* **WHAT THIS TASK INVOLVES**
Restate the entries word for word, omitting nothing.

Figure collection entries:
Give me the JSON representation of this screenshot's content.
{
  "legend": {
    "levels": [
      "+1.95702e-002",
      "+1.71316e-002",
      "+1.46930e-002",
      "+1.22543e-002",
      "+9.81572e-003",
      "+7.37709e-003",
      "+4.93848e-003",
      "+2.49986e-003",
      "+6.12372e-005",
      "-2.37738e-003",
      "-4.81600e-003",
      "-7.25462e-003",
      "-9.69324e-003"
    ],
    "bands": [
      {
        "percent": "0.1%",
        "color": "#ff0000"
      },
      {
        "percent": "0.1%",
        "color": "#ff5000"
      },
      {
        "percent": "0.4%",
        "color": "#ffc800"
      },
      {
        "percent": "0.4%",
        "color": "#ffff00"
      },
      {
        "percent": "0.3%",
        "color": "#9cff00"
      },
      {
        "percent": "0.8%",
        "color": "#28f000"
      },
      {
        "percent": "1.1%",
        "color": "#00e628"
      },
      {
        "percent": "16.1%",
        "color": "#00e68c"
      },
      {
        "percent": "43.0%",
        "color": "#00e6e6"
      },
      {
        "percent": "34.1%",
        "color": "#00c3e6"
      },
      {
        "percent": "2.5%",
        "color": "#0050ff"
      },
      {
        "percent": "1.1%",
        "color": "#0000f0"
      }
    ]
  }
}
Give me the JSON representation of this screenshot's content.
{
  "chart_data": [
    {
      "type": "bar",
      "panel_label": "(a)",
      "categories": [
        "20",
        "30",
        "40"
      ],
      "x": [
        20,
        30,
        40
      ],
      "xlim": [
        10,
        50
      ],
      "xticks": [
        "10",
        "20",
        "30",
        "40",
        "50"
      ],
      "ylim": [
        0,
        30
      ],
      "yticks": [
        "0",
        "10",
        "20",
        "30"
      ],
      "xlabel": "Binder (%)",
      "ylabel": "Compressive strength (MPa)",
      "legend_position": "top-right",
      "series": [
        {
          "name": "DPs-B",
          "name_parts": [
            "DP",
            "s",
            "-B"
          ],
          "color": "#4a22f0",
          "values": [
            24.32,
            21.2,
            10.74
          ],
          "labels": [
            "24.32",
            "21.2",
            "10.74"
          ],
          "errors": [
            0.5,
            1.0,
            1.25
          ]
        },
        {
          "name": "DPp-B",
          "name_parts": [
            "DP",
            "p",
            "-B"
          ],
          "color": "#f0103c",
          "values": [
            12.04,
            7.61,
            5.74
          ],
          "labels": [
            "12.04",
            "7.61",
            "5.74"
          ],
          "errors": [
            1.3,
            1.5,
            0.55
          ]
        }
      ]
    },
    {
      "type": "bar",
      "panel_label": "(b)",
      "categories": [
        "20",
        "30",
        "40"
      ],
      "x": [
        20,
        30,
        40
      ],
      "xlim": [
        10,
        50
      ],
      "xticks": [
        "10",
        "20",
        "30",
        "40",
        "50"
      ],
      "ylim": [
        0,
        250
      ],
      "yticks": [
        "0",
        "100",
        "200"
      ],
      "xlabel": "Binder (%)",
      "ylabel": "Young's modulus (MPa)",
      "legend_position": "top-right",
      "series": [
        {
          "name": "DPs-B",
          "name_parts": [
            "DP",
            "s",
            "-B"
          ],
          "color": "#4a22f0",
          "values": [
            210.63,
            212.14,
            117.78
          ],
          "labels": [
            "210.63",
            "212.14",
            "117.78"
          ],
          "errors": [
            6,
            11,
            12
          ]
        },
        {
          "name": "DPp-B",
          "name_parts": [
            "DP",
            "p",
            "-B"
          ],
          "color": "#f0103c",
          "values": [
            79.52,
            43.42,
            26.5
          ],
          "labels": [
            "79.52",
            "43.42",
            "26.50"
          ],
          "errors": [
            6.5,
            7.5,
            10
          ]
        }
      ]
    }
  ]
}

* **FINISHED TASK**
Give me the JSON representation of this screenshot's content.
{
  "legend": {
    "levels": [
      "+1.95702e-002",
      "+1.71316e-002",
      "+1.46930e-002",
      "+1.22543e-002",
      "+9.81572e-003",
      "+7.37709e-003",
      "+4.93848e-003",
      "+2.49986e-003",
      "+6.12372e-005",
      "-2.37738e-003",
      "-4.81600e-003",
      "-7.25462e-003",
      "-9.69324e-003"
    ],
    "bands": [
      {
        "percent": "0.1%",
        "color": "#ff0000"
      },
      {
        "percent": "0.1%",
        "color": "#ff5000"
      },
      {
        "percent": "0.4%",
        "color": "#ffc800"
      },
      {
        "percent": "0.4%",
        "color": "#ffff00"
      },
      {
        "percent": "0.3%",
        "color": "#9cff00"
      },
      {
        "percent": "0.8%",
        "color": "#28f000"
      },
      {
        "percent": "1.1%",
        "color": "#00e628"
      },
      {
        "percent": "16.1%",
        "color": "#00e68c"
      },
      {
        "percent": "43.0%",
        "color": "#00e6e6"
      },
      {
        "percent": "34.1%",
        "color": "#00c3e6"
      },
      {
        "percent": "2.5%",
        "color": "#0050ff"
      },
      {
        "percent": "1.1%",
        "color": "#0000f0"
      }
    ]
  }
}
Give me the JSON representation of this screenshot's content.
{
  "chart_data": [
    {
      "type": "bar",
      "panel_label": "(a)",
      "categories": [
        "20",
        "30",
        "40"
      ],
      "x": [
        20,
        30,
        40
      ],
      "xlim": [
        10,
        50
      ],
      "xticks": [
        "10",
        "20",
        "30",
        "40",
        "50"
      ],
      "ylim": [
        0,
        30
      ],
      "yticks": [
        "0",
        "10",
        "20",
        "30"
      ],
      "xlabel": "Binder (%)",
      "ylabel": "Compressive strength (MPa)",
      "legend_position": "top-right",
      "series": [
        {
          "name": "DPs-B",
          "name_parts": [
            "DP",
            "s",
            "-B"
          ],
          "color": "#4a22f0",
          "values": [
            24.32,
            21.2,
            10.74
          ],
          "labels": [
            "24.32",
            "21.2",
            "10.74"
          ],
          "errors": [
            0.5,
            1.0,
            1.25
          ]
        },
        {
          "name": "DPp-B",
          "name_parts": [
            "DP",
            "p",
            "-B"
          ],
          "color": "#f0103c",
          "values": [
            12.04,
            7.61,
            5.74
          ],
          "labels": [
            "12.04",
            "7.61",
            "5.74"
          ],
          "errors": [
            1.3,
            1.5,
            0.55
          ]
        }
      ]
    },
    {
      "type": "bar",
      "panel_label": "(b)",
      "categories": [
        "20",
        "30",
        "40"
      ],
      "x": [
        20,
        30,
        40
      ],
      "xlim": [
        10,
        50
      ],
      "xticks": [
        "10",
        "20",
        "30",
        "40",
        "50"
      ],
      "ylim": [
        0,
        250
      ],
      "yticks": [
        "0",
        "100",
        "200"
      ],
      "xlabel": "Binder (%)",
      "ylabel": "Young's modulus (MPa)",
      "legend_position": "top-right",
      "series": [
        {
          "name": "DPs-B",
          "name_parts": [
            "DP",
            "s",
            "-B"
          ],
          "color": "#4a22f0",
          "values": [
            210.63,
            212.14,
            117.78
          ],
          "labels": [
            "210.63",
            "212.14",
            "117.78"
          ],
          "errors": [
            6,
            11,
            12
          ]
        },
        {
          "name": "DPp-B",
          "name_parts": [
            "DP",
            "p",
            "-B"
          ],
          "color": "#f0103c",
          "values": [
            79.52,
            43.42,
            26.5
          ],
          "labels": [
            "79.52",
            "43.42",
            "26.50"
          ],
          "errors": [
            6.5,
            7.5,
            10
          ]
        }
      ]
    }
  ]
}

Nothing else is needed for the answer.